- GIVEN INSTRUCTION
Search the material below for the string "群におけるオンライン診療に対する希望状況" and list each line that holds it.

╭─ EXTRACTED RECORDS

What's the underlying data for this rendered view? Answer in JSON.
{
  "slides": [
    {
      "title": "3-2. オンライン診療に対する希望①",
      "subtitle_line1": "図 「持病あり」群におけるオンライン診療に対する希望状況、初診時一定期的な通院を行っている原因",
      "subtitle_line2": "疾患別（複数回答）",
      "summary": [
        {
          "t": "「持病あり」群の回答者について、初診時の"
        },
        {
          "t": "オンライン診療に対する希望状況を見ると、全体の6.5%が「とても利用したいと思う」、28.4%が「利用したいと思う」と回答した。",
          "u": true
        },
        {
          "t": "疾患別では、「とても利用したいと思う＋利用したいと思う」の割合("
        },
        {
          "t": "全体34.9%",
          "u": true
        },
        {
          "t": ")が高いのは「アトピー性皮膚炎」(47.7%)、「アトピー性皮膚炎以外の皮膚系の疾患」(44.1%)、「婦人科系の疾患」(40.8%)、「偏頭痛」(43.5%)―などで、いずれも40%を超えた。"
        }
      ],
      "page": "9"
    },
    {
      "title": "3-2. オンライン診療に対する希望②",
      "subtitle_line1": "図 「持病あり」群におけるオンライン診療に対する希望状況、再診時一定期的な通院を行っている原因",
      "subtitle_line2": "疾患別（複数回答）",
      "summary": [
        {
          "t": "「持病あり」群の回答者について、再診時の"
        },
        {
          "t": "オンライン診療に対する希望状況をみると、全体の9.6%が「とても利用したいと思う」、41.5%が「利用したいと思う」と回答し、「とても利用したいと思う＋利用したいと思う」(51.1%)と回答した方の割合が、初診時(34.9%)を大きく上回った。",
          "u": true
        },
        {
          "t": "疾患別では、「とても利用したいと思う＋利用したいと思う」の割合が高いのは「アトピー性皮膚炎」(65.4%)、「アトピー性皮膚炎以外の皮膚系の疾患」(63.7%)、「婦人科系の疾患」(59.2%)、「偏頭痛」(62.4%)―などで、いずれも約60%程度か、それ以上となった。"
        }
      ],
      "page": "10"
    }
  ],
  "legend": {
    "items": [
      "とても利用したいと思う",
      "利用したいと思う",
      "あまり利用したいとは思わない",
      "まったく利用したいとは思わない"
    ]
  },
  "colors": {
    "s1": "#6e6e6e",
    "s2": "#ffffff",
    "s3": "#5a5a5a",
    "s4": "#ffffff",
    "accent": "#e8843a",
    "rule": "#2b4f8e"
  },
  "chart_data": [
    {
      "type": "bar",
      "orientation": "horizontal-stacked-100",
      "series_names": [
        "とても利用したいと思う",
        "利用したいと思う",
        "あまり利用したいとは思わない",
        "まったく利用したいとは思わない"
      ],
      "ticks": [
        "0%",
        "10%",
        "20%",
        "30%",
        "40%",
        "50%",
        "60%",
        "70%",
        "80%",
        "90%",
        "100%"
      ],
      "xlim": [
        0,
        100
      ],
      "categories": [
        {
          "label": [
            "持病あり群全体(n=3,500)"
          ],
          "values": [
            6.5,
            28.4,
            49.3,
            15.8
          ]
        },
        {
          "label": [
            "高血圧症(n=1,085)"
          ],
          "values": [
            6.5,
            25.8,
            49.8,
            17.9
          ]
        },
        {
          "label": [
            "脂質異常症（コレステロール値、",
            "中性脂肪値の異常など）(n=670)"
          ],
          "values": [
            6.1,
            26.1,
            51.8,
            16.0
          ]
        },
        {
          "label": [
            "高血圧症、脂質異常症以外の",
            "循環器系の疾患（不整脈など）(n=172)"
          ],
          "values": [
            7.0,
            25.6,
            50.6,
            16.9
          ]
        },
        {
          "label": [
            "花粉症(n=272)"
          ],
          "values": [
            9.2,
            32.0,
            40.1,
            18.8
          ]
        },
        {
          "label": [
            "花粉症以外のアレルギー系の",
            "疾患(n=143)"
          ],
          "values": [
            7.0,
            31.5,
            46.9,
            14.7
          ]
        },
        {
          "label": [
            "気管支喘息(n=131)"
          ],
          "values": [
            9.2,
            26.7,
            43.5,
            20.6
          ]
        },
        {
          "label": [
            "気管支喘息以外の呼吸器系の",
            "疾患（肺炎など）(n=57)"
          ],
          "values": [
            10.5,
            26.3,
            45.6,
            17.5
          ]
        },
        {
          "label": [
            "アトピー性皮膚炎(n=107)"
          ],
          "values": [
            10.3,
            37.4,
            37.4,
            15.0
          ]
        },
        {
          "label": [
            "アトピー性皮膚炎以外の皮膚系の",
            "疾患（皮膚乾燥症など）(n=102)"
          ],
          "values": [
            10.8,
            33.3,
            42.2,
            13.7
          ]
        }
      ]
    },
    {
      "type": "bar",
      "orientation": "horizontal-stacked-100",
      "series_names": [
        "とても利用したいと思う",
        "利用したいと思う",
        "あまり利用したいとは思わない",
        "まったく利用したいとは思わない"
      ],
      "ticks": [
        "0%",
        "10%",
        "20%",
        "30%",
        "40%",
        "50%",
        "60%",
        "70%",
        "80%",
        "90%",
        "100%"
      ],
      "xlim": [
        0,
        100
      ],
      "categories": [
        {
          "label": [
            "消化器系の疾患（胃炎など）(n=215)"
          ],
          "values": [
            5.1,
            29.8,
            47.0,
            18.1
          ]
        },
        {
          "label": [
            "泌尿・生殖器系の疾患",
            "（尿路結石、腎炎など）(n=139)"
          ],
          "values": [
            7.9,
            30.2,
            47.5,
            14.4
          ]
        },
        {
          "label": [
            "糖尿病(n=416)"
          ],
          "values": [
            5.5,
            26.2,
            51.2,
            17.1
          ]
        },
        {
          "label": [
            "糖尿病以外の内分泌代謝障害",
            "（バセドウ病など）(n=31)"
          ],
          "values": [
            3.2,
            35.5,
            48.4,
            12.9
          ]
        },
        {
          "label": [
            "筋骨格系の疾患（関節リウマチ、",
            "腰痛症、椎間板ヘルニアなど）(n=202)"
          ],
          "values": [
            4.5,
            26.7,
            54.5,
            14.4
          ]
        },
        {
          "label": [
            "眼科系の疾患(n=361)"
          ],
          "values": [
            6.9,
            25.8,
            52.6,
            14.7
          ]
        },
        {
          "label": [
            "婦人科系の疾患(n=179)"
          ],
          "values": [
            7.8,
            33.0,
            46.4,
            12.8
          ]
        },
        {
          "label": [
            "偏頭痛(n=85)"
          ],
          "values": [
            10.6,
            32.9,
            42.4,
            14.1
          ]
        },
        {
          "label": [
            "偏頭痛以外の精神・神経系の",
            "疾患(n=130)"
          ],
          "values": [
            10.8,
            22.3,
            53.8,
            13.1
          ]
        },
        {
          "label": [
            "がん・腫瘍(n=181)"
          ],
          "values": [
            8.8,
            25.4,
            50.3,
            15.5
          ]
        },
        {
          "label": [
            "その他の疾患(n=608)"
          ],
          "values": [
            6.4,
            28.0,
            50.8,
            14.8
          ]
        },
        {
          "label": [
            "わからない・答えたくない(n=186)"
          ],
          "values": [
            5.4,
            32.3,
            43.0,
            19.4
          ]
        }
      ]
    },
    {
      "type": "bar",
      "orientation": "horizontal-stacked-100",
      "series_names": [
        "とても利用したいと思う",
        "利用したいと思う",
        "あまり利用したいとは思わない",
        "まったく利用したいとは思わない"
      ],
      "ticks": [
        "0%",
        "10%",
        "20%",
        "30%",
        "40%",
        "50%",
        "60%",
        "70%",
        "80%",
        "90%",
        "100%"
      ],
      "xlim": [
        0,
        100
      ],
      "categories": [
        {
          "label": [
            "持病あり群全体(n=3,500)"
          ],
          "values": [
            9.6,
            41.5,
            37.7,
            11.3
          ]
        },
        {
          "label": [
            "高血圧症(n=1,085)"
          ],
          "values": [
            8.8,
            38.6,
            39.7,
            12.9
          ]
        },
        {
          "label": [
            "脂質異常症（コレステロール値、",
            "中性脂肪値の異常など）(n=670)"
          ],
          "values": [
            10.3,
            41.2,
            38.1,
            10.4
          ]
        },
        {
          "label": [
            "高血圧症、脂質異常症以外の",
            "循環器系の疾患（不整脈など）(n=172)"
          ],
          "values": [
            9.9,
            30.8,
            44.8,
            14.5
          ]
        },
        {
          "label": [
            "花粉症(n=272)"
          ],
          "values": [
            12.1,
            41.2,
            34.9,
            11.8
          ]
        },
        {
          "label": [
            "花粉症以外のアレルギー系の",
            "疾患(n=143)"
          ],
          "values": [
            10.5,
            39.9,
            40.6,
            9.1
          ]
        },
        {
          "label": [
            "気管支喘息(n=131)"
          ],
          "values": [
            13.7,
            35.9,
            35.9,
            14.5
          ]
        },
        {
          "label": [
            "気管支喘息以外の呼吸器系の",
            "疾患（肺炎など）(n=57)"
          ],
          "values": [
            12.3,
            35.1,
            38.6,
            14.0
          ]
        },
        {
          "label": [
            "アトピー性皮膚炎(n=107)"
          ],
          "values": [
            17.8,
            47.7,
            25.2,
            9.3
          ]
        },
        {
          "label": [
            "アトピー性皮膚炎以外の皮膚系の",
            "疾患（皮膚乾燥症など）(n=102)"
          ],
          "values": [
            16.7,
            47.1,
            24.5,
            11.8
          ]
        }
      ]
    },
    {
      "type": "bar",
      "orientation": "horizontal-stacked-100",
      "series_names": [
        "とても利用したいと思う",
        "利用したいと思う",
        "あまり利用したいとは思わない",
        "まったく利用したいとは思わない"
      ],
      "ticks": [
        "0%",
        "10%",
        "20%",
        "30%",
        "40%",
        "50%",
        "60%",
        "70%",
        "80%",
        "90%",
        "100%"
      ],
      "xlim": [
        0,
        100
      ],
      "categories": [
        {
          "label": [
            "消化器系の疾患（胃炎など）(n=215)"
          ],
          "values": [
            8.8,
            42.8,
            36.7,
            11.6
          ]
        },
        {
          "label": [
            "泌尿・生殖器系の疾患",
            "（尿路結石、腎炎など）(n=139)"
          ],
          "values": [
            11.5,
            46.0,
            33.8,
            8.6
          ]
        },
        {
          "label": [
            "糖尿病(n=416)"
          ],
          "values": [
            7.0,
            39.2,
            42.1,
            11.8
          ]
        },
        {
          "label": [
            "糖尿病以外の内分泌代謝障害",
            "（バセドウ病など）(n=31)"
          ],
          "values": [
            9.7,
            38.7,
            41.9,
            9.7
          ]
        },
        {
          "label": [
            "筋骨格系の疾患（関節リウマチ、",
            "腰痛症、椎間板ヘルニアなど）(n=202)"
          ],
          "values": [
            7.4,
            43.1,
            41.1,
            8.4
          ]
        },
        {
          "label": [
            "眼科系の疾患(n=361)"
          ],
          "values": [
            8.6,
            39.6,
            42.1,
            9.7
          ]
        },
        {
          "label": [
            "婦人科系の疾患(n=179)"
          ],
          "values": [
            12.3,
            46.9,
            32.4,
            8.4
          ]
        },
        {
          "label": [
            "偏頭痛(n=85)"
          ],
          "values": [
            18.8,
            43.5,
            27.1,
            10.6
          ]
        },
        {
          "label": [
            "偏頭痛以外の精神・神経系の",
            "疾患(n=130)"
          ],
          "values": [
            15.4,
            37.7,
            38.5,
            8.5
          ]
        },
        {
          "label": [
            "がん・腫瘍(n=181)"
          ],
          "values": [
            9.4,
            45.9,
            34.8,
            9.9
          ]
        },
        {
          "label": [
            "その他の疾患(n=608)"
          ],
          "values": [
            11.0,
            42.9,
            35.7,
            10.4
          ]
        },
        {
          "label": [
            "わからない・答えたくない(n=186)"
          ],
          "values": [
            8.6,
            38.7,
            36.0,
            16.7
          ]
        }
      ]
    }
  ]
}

╰─

- SOLUTION TO THIS EXERCISE
      "subtitle_line1": "図 「持病あり」群におけるオンライン診療に対する希望状況、初診時一定期的な通院を行っている原因",
      "subtitle_line1": "図 「持病あり」群におけるオンライン診療に対する希望状況、再診時一定期的な通院を行っている原因",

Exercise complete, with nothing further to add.